▶ _Set task_
Restate all the material verbatim, except for the pictures.

▶ _Provided data_
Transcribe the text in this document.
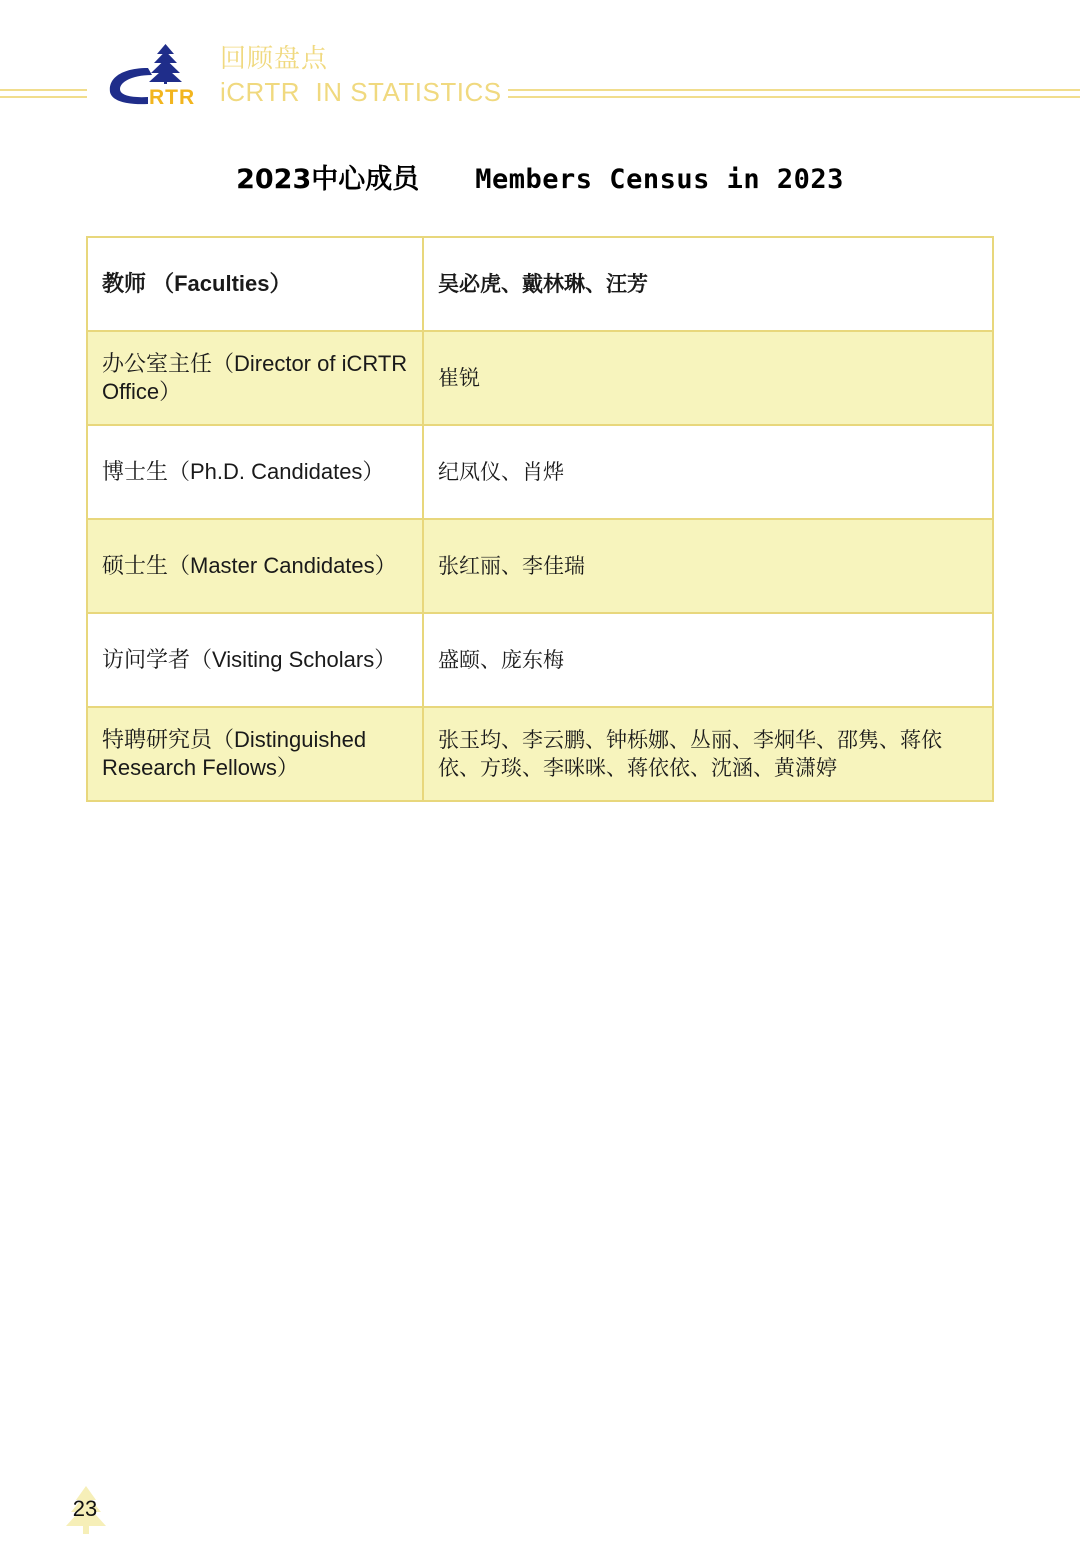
RTR
回顾盘点
iCRTR  IN STATISTICS
2023中心成员 Members Census in 2023
教师 （Faculties）	吴必虎、戴林琳、汪芳
办公室主任（Director of iCRTR Office）	崔锐
博士生（Ph.D. Candidates）	纪凤仪、肖烨
硕士生（Master Candidates）	张红丽、李佳瑞
访问学者（Visiting Scholars）	盛颐、庞东梅
特聘研究员（Distinguished Research Fellows）	张玉均、李云鹏、钟栎娜、丛丽、李炯华、邵隽、蒋依依、方琰、李咪咪、蒋依依、沈涵、黄潇婷
23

▶ _Final answer_
Transcribe the text in this document.
RTR
回顾盘点
iCRTR  IN STATISTICS
2023中心成员 Members Census in 2023
教师 （Faculties）	吴必虎、戴林琳、汪芳
办公室主任（Director of iCRTR Office）	崔锐
博士生（Ph.D. Candidates）	纪凤仪、肖烨
硕士生（Master Candidates）	张红丽、李佳瑞
访问学者（Visiting Scholars）	盛颐、庞东梅
特聘研究员（Distinguished Research Fellows）	张玉均、李云鹏、钟栎娜、丛丽、李炯华、邵隽、蒋依依、方琰、李咪咪、蒋依依、沈涵、黄潇婷
23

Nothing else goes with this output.